* begin Stored rows *

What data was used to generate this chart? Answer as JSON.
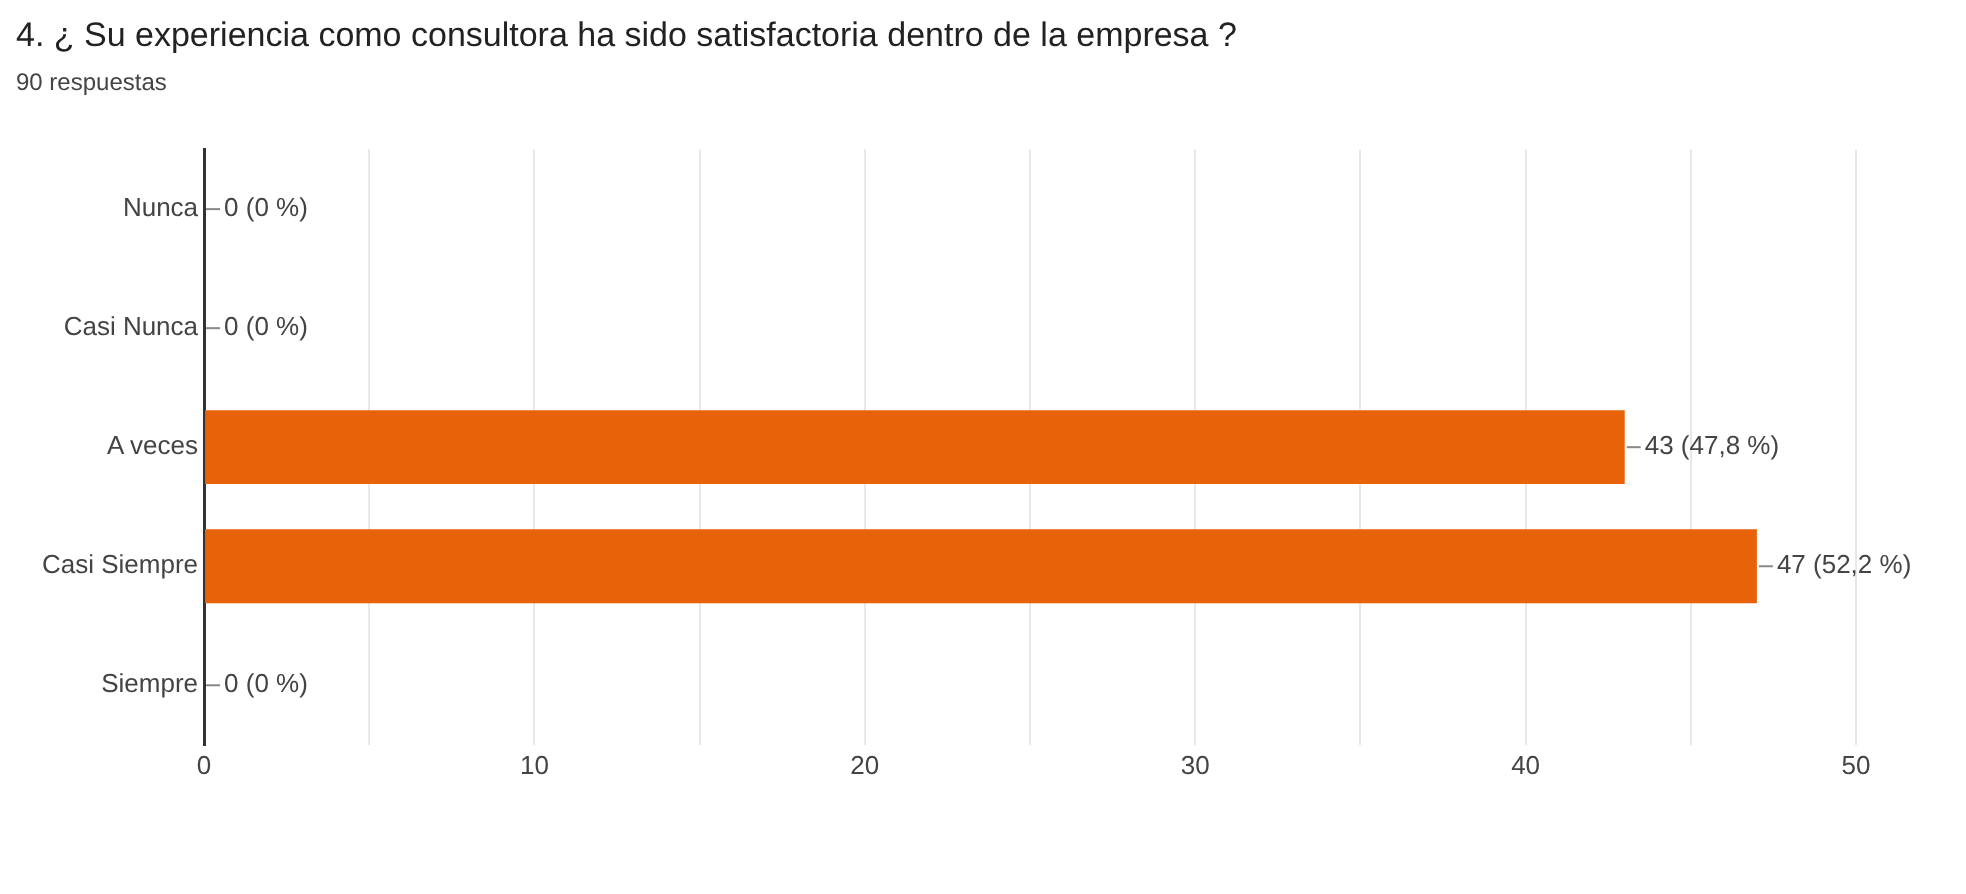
{
  "chart_data": {
    "type": "bar",
    "orientation": "horizontal",
    "title": "4. ¿ Su experiencia como consultora ha sido satisfactoria dentro de la empresa ?",
    "subtitle": "90 respuestas",
    "categories": [
      "Nunca",
      "Casi Nunca",
      "A veces",
      "Casi Siempre",
      "Siempre"
    ],
    "values": [
      0,
      0,
      43,
      47,
      0
    ],
    "color": "#e8620a",
    "value_labels": [
      "0 (0 %)",
      "0 (0 %)",
      "43 (47,8 %)",
      "47 (52,2 %)",
      "0 (0 %)"
    ],
    "xlim": [
      0,
      50
    ],
    "xticks": [
      0,
      {
        "value": 5,
        "label": null
      },
      10,
      {
        "value": 15,
        "label": null
      },
      20,
      {
        "value": 25,
        "label": null
      },
      30,
      {
        "value": 35,
        "label": null
      },
      40,
      {
        "value": 45,
        "label": null
      },
      50
    ],
    "grid": "x",
    "legend": false
  }
}
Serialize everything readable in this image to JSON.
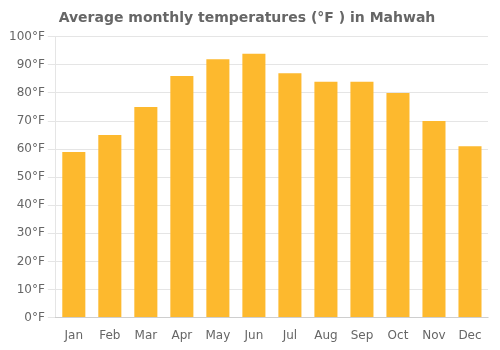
{
  "chart_data": {
    "type": "bar",
    "title": "Average monthly temperatures (°F ) in Mahwah",
    "categories": [
      "Jan",
      "Feb",
      "Mar",
      "Apr",
      "May",
      "Jun",
      "Jul",
      "Aug",
      "Sep",
      "Oct",
      "Nov",
      "Dec"
    ],
    "values": [
      59,
      65,
      75,
      86,
      92,
      94,
      87,
      84,
      84,
      80,
      70,
      61
    ],
    "color": "#FDB92E",
    "ylim": [
      0,
      100
    ],
    "yticks": [
      {
        "value": 0,
        "label": "0°F"
      },
      {
        "value": 10,
        "label": "10°F"
      },
      {
        "value": 20,
        "label": "20°F"
      },
      {
        "value": 30,
        "label": "30°F"
      },
      {
        "value": 40,
        "label": "40°F"
      },
      {
        "value": 50,
        "label": "50°F"
      },
      {
        "value": 60,
        "label": "60°F"
      },
      {
        "value": 70,
        "label": "70°F"
      },
      {
        "value": 80,
        "label": "80°F"
      },
      {
        "value": 90,
        "label": "90°F"
      },
      {
        "value": 100,
        "label": "100°F"
      }
    ],
    "grid": true
  }
}
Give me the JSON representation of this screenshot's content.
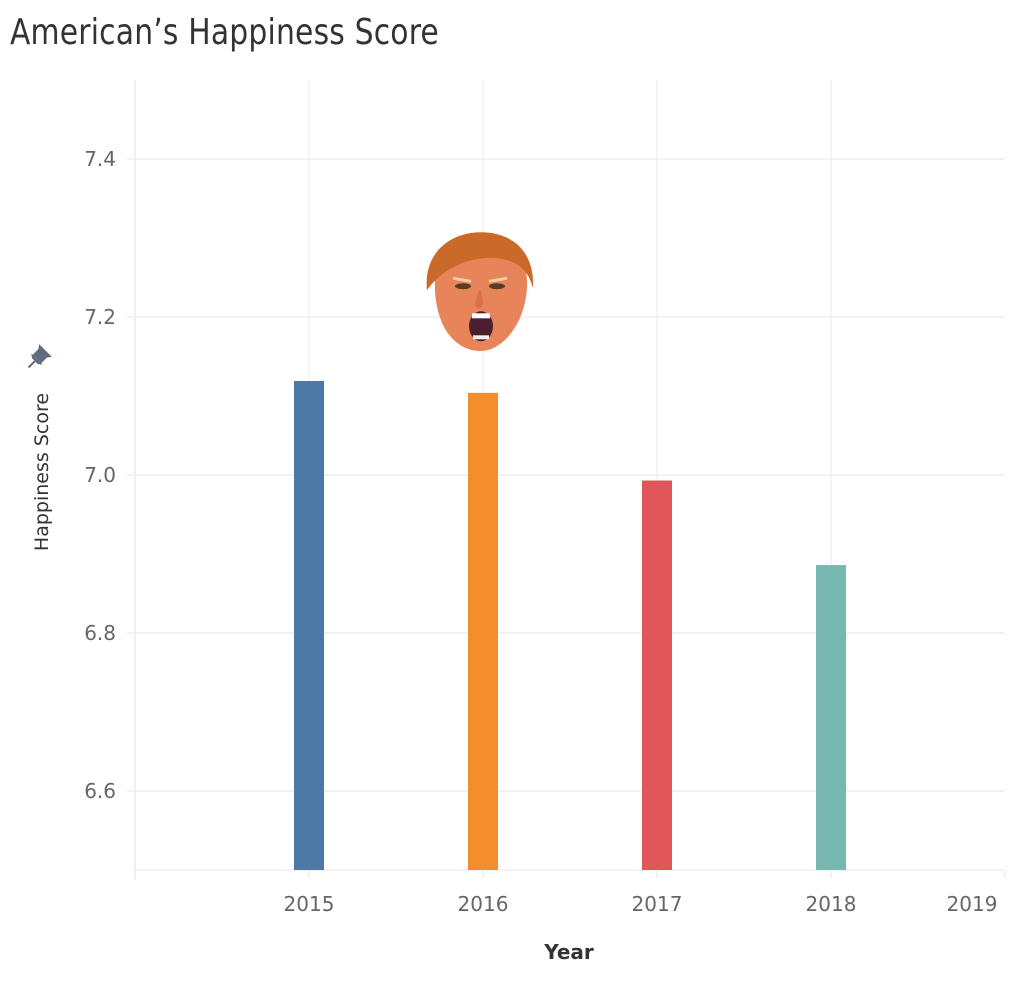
{
  "title": "American’s Happiness Score",
  "icons": {
    "axis_pin": "pin-icon",
    "annotation_image": "shouting-face-illustration"
  },
  "chart_data": {
    "type": "bar",
    "title": "American’s Happiness Score",
    "xlabel": "Year",
    "ylabel": "Happiness Score",
    "categories": [
      "2015",
      "2016",
      "2017",
      "2018"
    ],
    "x_ticks": [
      "2015",
      "2016",
      "2017",
      "2018",
      "2019"
    ],
    "values": [
      7.119,
      7.104,
      6.993,
      6.886
    ],
    "colors": [
      "#4E79A7",
      "#F28E2B",
      "#E15759",
      "#76B7B2"
    ],
    "ylim": [
      6.5,
      7.5
    ],
    "y_ticks": [
      "6.6",
      "6.8",
      "7.0",
      "7.2",
      "7.4"
    ],
    "y_tick_values": [
      6.6,
      6.8,
      7.0,
      7.2,
      7.4
    ],
    "grid": true,
    "legend": "none",
    "annotation": {
      "type": "image",
      "description": "shouting face",
      "category": "2016",
      "y_value": 7.23
    }
  }
}
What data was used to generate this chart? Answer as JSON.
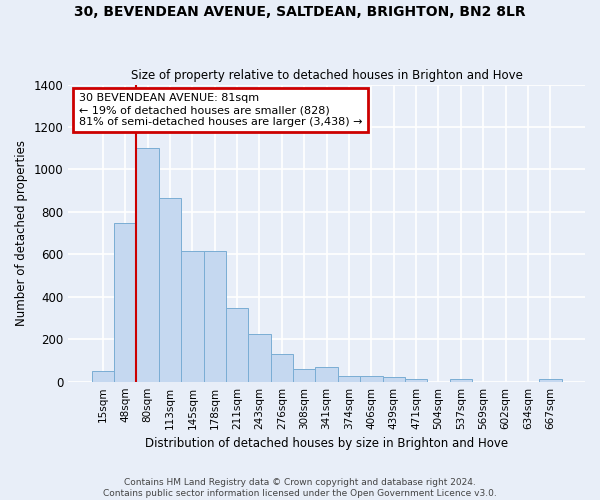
{
  "title1": "30, BEVENDEAN AVENUE, SALTDEAN, BRIGHTON, BN2 8LR",
  "title2": "Size of property relative to detached houses in Brighton and Hove",
  "xlabel": "Distribution of detached houses by size in Brighton and Hove",
  "ylabel": "Number of detached properties",
  "footer1": "Contains HM Land Registry data © Crown copyright and database right 2024.",
  "footer2": "Contains public sector information licensed under the Open Government Licence v3.0.",
  "bar_labels": [
    "15sqm",
    "48sqm",
    "80sqm",
    "113sqm",
    "145sqm",
    "178sqm",
    "211sqm",
    "243sqm",
    "276sqm",
    "308sqm",
    "341sqm",
    "374sqm",
    "406sqm",
    "439sqm",
    "471sqm",
    "504sqm",
    "537sqm",
    "569sqm",
    "602sqm",
    "634sqm",
    "667sqm"
  ],
  "bar_values": [
    50,
    750,
    1100,
    865,
    615,
    615,
    345,
    225,
    130,
    60,
    70,
    28,
    28,
    20,
    13,
    0,
    12,
    0,
    0,
    0,
    12
  ],
  "bar_color": "#c5d8f0",
  "bar_edge_color": "#7aadd4",
  "bg_color": "#e8eef8",
  "grid_color": "#ffffff",
  "annotation_text": "30 BEVENDEAN AVENUE: 81sqm\n← 19% of detached houses are smaller (828)\n81% of semi-detached houses are larger (3,438) →",
  "annotation_box_facecolor": "#ffffff",
  "annotation_border_color": "#cc0000",
  "red_line_x": 2,
  "ylim": [
    0,
    1400
  ],
  "yticks": [
    0,
    200,
    400,
    600,
    800,
    1000,
    1200,
    1400
  ]
}
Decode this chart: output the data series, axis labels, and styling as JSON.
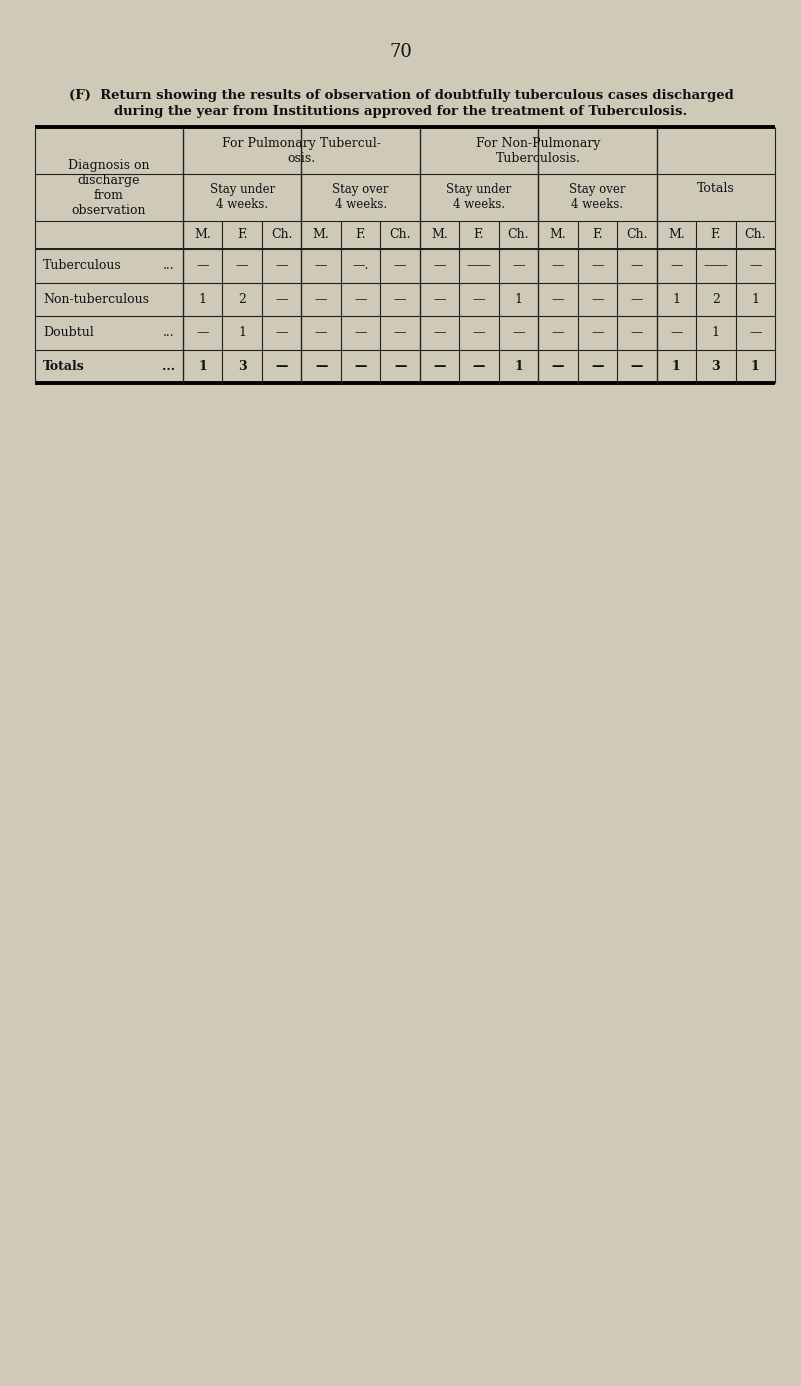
{
  "page_number": "70",
  "title_line1": "(F)  Return showing the results of observation of doubtfully tuberculous cases discharged",
  "title_line2": "during the year from Institutions approved for the treatment of Tuberculosis.",
  "bg_color": "#cfc9b8",
  "paper_color": "#d8d2c0",
  "table_bg": "#ddd8c8",
  "col_header_row1_pulm": "For Pulmonary Tubercul-\nosis.",
  "col_header_row1_nonpulm": "For Non-Pulmonary\nTuberculosis.",
  "col_header_totals": "Totals",
  "stay_under": "Stay under\n4 weeks.",
  "stay_over": "Stay over\n4 weeks.",
  "mfc": [
    "M.",
    "F.",
    "Ch.",
    "M.",
    "F.",
    "Ch.",
    "M.",
    "F.",
    "Ch.",
    "M.",
    "F.",
    "Ch.",
    "M.",
    "F.",
    "Ch."
  ],
  "diag_label": "Diagnosis on\ndischarge\nfrom\nobservation",
  "row_labels": [
    "Tuberculous",
    "Non-tuberculous",
    "Doubtul",
    "Totals"
  ],
  "row_dots": [
    "...",
    "",
    "...",
    "..."
  ],
  "row_bold": [
    false,
    false,
    false,
    true
  ],
  "data_rows": {
    "Tuberculous": [
      "—",
      "—",
      "—",
      "—",
      "—.",
      "—",
      "—",
      "——",
      "—",
      "—",
      "—",
      "—",
      "—",
      "——",
      "—"
    ],
    "Non-tuberculous": [
      "1",
      "2",
      "—",
      "—",
      "—",
      "—",
      "—",
      "—",
      "1",
      "—",
      "—",
      "—",
      "1",
      "2",
      "1"
    ],
    "Doubtul": [
      "—",
      "1",
      "—",
      "—",
      "—",
      "—",
      "—",
      "—",
      "—",
      "—",
      "—",
      "—",
      "—",
      "1",
      "—"
    ],
    "Totals": [
      "1",
      "3",
      "—",
      "—",
      "—",
      "—",
      "—",
      "—",
      "1",
      "—",
      "—",
      "—",
      "1",
      "3",
      "1"
    ]
  }
}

* end Stored rows *

§ **The problem**
Retype the records exactly. Any image in them should not appear in what you write.

§ **Solution**
What data was used to generate this chart? Answer as JSON.
{
  "chart_data": {
    "type": "bar",
    "orientation": "horizontal",
    "title": "4. ¿ Su experiencia como consultora ha sido satisfactoria dentro de la empresa ?",
    "subtitle": "90 respuestas",
    "categories": [
      "Nunca",
      "Casi Nunca",
      "A veces",
      "Casi Siempre",
      "Siempre"
    ],
    "values": [
      0,
      0,
      43,
      47,
      0
    ],
    "color": "#e8620a",
    "value_labels": [
      "0 (0 %)",
      "0 (0 %)",
      "43 (47,8 %)",
      "47 (52,2 %)",
      "0 (0 %)"
    ],
    "xlim": [
      0,
      50
    ],
    "xticks": [
      0,
      {
        "value": 5,
        "label": null
      },
      10,
      {
        "value": 15,
        "label": null
      },
      20,
      {
        "value": 25,
        "label": null
      },
      30,
      {
        "value": 35,
        "label": null
      },
      40,
      {
        "value": 45,
        "label": null
      },
      50
    ],
    "grid": "x",
    "legend": false
  }
}
Serialize everything readable in this image to JSON.
{
  "chart_data": {
    "type": "bar",
    "title": "Average monthly temperatures (°F ) in Mahwah",
    "categories": [
      "Jan",
      "Feb",
      "Mar",
      "Apr",
      "May",
      "Jun",
      "Jul",
      "Aug",
      "Sep",
      "Oct",
      "Nov",
      "Dec"
    ],
    "values": [
      59,
      65,
      75,
      86,
      92,
      94,
      87,
      84,
      84,
      80,
      70,
      61
    ],
    "color": "#FDB92E",
    "ylim": [
      0,
      100
    ],
    "yticks": [
      {
        "value": 0,
        "label": "0°F"
      },
      {
        "value": 10,
        "label": "10°F"
      },
      {
        "value": 20,
        "label": "20°F"
      },
      {
        "value": 30,
        "label": "30°F"
      },
      {
        "value": 40,
        "label": "40°F"
      },
      {
        "value": 50,
        "label": "50°F"
      },
      {
        "value": 60,
        "label": "60°F"
      },
      {
        "value": 70,
        "label": "70°F"
      },
      {
        "value": 80,
        "label": "80°F"
      },
      {
        "value": 90,
        "label": "90°F"
      },
      {
        "value": 100,
        "label": "100°F"
      }
    ],
    "grid": true
  }
}
Give me the JSON representation of this screenshot's content.
{
  "title": "American’s Happiness Score",
  "icons": {
    "axis_pin": "pin-icon",
    "annotation_image": "shouting-face-illustration"
  },
  "chart_data": {
    "type": "bar",
    "title": "American’s Happiness Score",
    "xlabel": "Year",
    "ylabel": "Happiness Score",
    "categories": [
      "2015",
      "2016",
      "2017",
      "2018"
    ],
    "x_ticks": [
      "2015",
      "2016",
      "2017",
      "2018",
      "2019"
    ],
    "values": [
      7.119,
      7.104,
      6.993,
      6.886
    ],
    "colors": [
      "#4E79A7",
      "#F28E2B",
      "#E15759",
      "#76B7B2"
    ],
    "ylim": [
      6.5,
      7.5
    ],
    "y_ticks": [
      "6.6",
      "6.8",
      "7.0",
      "7.2",
      "7.4"
    ],
    "y_tick_values": [
      6.6,
      6.8,
      7.0,
      7.2,
      7.4
    ],
    "grid": true,
    "legend": "none",
    "annotation": {
      "type": "image",
      "description": "shouting face",
      "category": "2016",
      "y_value": 7.23
    }
  }
}
What data was used to generate this chart? Answer as JSON.
{
  "title1": "30, BEVENDEAN AVENUE, SALTDEAN, BRIGHTON, BN2 8LR",
  "title2": "Size of property relative to detached houses in Brighton and Hove",
  "xlabel": "Distribution of detached houses by size in Brighton and Hove",
  "ylabel": "Number of detached properties",
  "footer1": "Contains HM Land Registry data © Crown copyright and database right 2024.",
  "footer2": "Contains public sector information licensed under the Open Government Licence v3.0.",
  "bar_labels": [
    "15sqm",
    "48sqm",
    "80sqm",
    "113sqm",
    "145sqm",
    "178sqm",
    "211sqm",
    "243sqm",
    "276sqm",
    "308sqm",
    "341sqm",
    "374sqm",
    "406sqm",
    "439sqm",
    "471sqm",
    "504sqm",
    "537sqm",
    "569sqm",
    "602sqm",
    "634sqm",
    "667sqm"
  ],
  "bar_values": [
    50,
    750,
    1100,
    865,
    615,
    615,
    345,
    225,
    130,
    60,
    70,
    28,
    28,
    20,
    13,
    0,
    12,
    0,
    0,
    0,
    12
  ],
  "bar_color": "#c5d8f0",
  "bar_edge_color": "#7aadd4",
  "bg_color": "#e8eef8",
  "grid_color": "#ffffff",
  "annotation_text": "30 BEVENDEAN AVENUE: 81sqm\n← 19% of detached houses are smaller (828)\n81% of semi-detached houses are larger (3,438) →",
  "annotation_box_facecolor": "#ffffff",
  "annotation_border_color": "#cc0000",
  "red_line_x": 2,
  "ylim": [
    0,
    1400
  ],
  "yticks": [
    0,
    200,
    400,
    600,
    800,
    1000,
    1200,
    1400
  ]
}
Decode this chart: output the data series, axis labels, and styling as JSON.
{
  "page_number": "70",
  "title_line1": "(F)  Return showing the results of observation of doubtfully tuberculous cases discharged",
  "title_line2": "during the year from Institutions approved for the treatment of Tuberculosis.",
  "bg_color": "#cfc9b8",
  "paper_color": "#d8d2c0",
  "table_bg": "#ddd8c8",
  "col_header_row1_pulm": "For Pulmonary Tubercul-\nosis.",
  "col_header_row1_nonpulm": "For Non-Pulmonary\nTuberculosis.",
  "col_header_totals": "Totals",
  "stay_under": "Stay under\n4 weeks.",
  "stay_over": "Stay over\n4 weeks.",
  "mfc": [
    "M.",
    "F.",
    "Ch.",
    "M.",
    "F.",
    "Ch.",
    "M.",
    "F.",
    "Ch.",
    "M.",
    "F.",
    "Ch.",
    "M.",
    "F.",
    "Ch."
  ],
  "diag_label": "Diagnosis on\ndischarge\nfrom\nobservation",
  "row_labels": [
    "Tuberculous",
    "Non-tuberculous",
    "Doubtul",
    "Totals"
  ],
  "row_dots": [
    "...",
    "",
    "...",
    "..."
  ],
  "row_bold": [
    false,
    false,
    false,
    true
  ],
  "data_rows": {
    "Tuberculous": [
      "—",
      "—",
      "—",
      "—",
      "—.",
      "—",
      "—",
      "——",
      "—",
      "—",
      "—",
      "—",
      "—",
      "——",
      "—"
    ],
    "Non-tuberculous": [
      "1",
      "2",
      "—",
      "—",
      "—",
      "—",
      "—",
      "—",
      "1",
      "—",
      "—",
      "—",
      "1",
      "2",
      "1"
    ],
    "Doubtul": [
      "—",
      "1",
      "—",
      "—",
      "—",
      "—",
      "—",
      "—",
      "—",
      "—",
      "—",
      "—",
      "—",
      "1",
      "—"
    ],
    "Totals": [
      "1",
      "3",
      "—",
      "—",
      "—",
      "—",
      "—",
      "—",
      "1",
      "—",
      "—",
      "—",
      "1",
      "3",
      "1"
    ]
  }
}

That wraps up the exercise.